▶ _Requirement_
Render every line of the material as a JSON list of strings with one string per line, leaving out blank lines.

### Exercise materials

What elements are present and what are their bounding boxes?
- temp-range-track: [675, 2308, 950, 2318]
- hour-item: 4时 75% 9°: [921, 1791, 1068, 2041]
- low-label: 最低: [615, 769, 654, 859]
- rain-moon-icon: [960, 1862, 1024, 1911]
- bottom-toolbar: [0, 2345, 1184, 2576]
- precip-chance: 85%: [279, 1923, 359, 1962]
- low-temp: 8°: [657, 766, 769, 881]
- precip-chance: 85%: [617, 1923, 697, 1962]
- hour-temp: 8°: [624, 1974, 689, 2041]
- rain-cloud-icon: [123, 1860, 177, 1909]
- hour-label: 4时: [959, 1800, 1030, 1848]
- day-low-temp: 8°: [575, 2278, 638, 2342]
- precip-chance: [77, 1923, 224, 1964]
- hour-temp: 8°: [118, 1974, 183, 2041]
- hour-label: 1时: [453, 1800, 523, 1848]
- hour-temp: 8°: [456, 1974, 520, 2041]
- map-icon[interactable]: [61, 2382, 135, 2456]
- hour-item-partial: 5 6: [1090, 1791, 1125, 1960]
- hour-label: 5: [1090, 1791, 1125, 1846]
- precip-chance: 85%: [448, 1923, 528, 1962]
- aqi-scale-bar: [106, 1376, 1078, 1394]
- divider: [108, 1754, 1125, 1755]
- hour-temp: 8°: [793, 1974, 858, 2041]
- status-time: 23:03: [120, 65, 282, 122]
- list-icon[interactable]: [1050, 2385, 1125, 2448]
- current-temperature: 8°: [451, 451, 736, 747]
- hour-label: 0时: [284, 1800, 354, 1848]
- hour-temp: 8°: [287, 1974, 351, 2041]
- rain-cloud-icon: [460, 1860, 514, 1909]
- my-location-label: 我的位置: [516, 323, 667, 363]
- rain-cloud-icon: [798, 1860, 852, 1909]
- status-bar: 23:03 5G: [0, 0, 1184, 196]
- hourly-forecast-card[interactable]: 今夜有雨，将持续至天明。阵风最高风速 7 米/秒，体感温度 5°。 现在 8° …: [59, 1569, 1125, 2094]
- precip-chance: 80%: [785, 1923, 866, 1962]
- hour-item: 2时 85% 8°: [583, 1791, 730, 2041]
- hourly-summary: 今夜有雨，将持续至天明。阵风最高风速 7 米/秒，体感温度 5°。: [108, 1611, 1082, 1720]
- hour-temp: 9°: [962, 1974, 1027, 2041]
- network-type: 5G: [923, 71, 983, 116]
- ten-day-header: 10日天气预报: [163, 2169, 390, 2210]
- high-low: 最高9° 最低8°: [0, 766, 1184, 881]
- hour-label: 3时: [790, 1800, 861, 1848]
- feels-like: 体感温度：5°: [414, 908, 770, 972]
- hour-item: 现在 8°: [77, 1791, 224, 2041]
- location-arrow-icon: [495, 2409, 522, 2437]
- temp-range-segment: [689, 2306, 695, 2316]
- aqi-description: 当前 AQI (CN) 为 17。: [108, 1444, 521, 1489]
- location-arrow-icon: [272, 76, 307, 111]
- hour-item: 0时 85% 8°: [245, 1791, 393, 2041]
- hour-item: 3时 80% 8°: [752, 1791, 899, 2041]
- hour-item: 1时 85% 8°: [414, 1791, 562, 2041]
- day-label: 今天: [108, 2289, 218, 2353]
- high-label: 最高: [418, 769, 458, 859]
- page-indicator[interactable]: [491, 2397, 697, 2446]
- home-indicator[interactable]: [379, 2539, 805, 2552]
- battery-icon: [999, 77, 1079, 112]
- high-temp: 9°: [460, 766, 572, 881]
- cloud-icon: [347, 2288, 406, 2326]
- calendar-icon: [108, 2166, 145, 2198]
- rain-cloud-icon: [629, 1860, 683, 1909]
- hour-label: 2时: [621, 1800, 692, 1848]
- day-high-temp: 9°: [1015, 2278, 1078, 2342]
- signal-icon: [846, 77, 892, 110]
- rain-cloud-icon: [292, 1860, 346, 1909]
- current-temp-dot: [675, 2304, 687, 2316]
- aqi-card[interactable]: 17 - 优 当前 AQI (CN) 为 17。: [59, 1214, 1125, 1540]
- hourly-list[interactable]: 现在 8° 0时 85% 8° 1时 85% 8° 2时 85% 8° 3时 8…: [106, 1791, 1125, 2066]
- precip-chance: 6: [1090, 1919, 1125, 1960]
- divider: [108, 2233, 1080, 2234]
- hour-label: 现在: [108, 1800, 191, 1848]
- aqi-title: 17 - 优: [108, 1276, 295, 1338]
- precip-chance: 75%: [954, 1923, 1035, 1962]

######

▶ _Completed task_
[
  "What elements are present and what are their bounding boxes?",
  "- temp-range-track: [675, 2308, 950, 2318]",
  "- hour-item: 4时 75% 9°: [921, 1791, 1068, 2041]",
  "- low-label: 最低: [615, 769, 654, 859]",
  "- rain-moon-icon: [960, 1862, 1024, 1911]",
  "- bottom-toolbar: [0, 2345, 1184, 2576]",
  "- precip-chance: 85%: [279, 1923, 359, 1962]",
  "- low-temp: 8°: [657, 766, 769, 881]",
  "- precip-chance: 85%: [617, 1923, 697, 1962]",
  "- hour-temp: 8°: [624, 1974, 689, 2041]",
  "- rain-cloud-icon: [123, 1860, 177, 1909]",
  "- hour-label: 4时: [959, 1800, 1030, 1848]",
  "- day-low-temp: 8°: [575, 2278, 638, 2342]",
  "- precip-chance: [77, 1923, 224, 1964]",
  "- hour-temp: 8°: [118, 1974, 183, 2041]",
  "- hour-label: 1时: [453, 1800, 523, 1848]",
  "- hour-temp: 8°: [456, 1974, 520, 2041]",
  "- map-icon[interactable]: [61, 2382, 135, 2456]",
  "- hour-item-partial: 5 6: [1090, 1791, 1125, 1960]",
  "- hour-label: 5: [1090, 1791, 1125, 1846]",
  "- precip-chance: 85%: [448, 1923, 528, 1962]",
  "- aqi-scale-bar: [106, 1376, 1078, 1394]",
  "- divider: [108, 1754, 1125, 1755]",
  "- hour-temp: 8°: [793, 1974, 858, 2041]",
  "- status-time: 23:03: [120, 65, 282, 122]",
  "- list-icon[interactable]: [1050, 2385, 1125, 2448]",
  "- current-temperature: 8°: [451, 451, 736, 747]",
  "- hour-label: 0时: [284, 1800, 354, 1848]",
  "- hour-temp: 8°: [287, 1974, 351, 2041]",
  "- rain-cloud-icon: [460, 1860, 514, 1909]",
  "- my-location-label: 我的位置: [516, 323, 667, 363]",
  "- rain-cloud-icon: [798, 1860, 852, 1909]",
  "- status-bar: 23:03 5G: [0, 0, 1184, 196]",
  "- hourly-forecast-card[interactable]: 今夜有雨，将持续至天明。阵风最高风速 7 米/秒，体感温度 5°。 现在 8° …: [59, 1569, 1125, 2094]",
  "- precip-chance: 80%: [785, 1923, 866, 1962]",
  "- hour-item: 2时 85% 8°: [583, 1791, 730, 2041]",
  "- hourly-summary: 今夜有雨，将持续至天明。阵风最高风速 7 米/秒，体感温度 5°。: [108, 1611, 1082, 1720]",
  "- hour-temp: 9°: [962, 1974, 1027, 2041]",
  "- network-type: 5G: [923, 71, 983, 116]",
  "- ten-day-header: 10日天气预报: [163, 2169, 390, 2210]",
  "- high-low: 最高9° 最低8°: [0, 766, 1184, 881]",
  "- hour-label: 3时: [790, 1800, 861, 1848]",
  "- feels-like: 体感温度：5°: [414, 908, 770, 972]",
  "- hour-item: 现在 8°: [77, 1791, 224, 2041]",
  "- location-arrow-icon: [495, 2409, 522, 2437]",
  "- temp-range-segment: [689, 2306, 695, 2316]",
  "- aqi-description: 当前 AQI (CN) 为 17。: [108, 1444, 521, 1489]",
  "- location-arrow-icon: [272, 76, 307, 111]",
  "- hour-item: 0时 85% 8°: [245, 1791, 393, 2041]",
  "- hour-item: 3时 80% 8°: [752, 1791, 899, 2041]",
  "- hour-item: 1时 85% 8°: [414, 1791, 562, 2041]",
  "- day-label: 今天: [108, 2289, 218, 2353]",
  "- high-label: 最高: [418, 769, 458, 859]",
  "- page-indicator[interactable]: [491, 2397, 697, 2446]",
  "- home-indicator[interactable]: [379, 2539, 805, 2552]",
  "- battery-icon: [999, 77, 1079, 112]",
  "- high-temp: 9°: [460, 766, 572, 881]",
  "- cloud-icon: [347, 2288, 406, 2326]",
  "- calendar-icon: [108, 2166, 145, 2198]",
  "- rain-cloud-icon: [629, 1860, 683, 1909]",
  "- hour-label: 2时: [621, 1800, 692, 1848]",
  "- day-high-temp: 9°: [1015, 2278, 1078, 2342]",
  "- signal-icon: [846, 77, 892, 110]",
  "- rain-cloud-icon: [292, 1860, 346, 1909]",
  "- current-temp-dot: [675, 2304, 687, 2316]",
  "- aqi-card[interactable]: 17 - 优 当前 AQI (CN) 为 17。: [59, 1214, 1125, 1540]",
  "- hourly-list[interactable]: 现在 8° 0时 85% 8° 1时 85% 8° 2时 85% 8° 3时 8…: [106, 1791, 1125, 2066]",
  "- precip-chance: 6: [1090, 1919, 1125, 1960]",
  "- divider: [108, 2233, 1080, 2234]",
  "- hour-label: 现在: [108, 1800, 191, 1848]",
  "- aqi-title: 17 - 优: [108, 1276, 295, 1338]",
  "- precip-chance: 75%: [954, 1923, 1035, 1962]"
]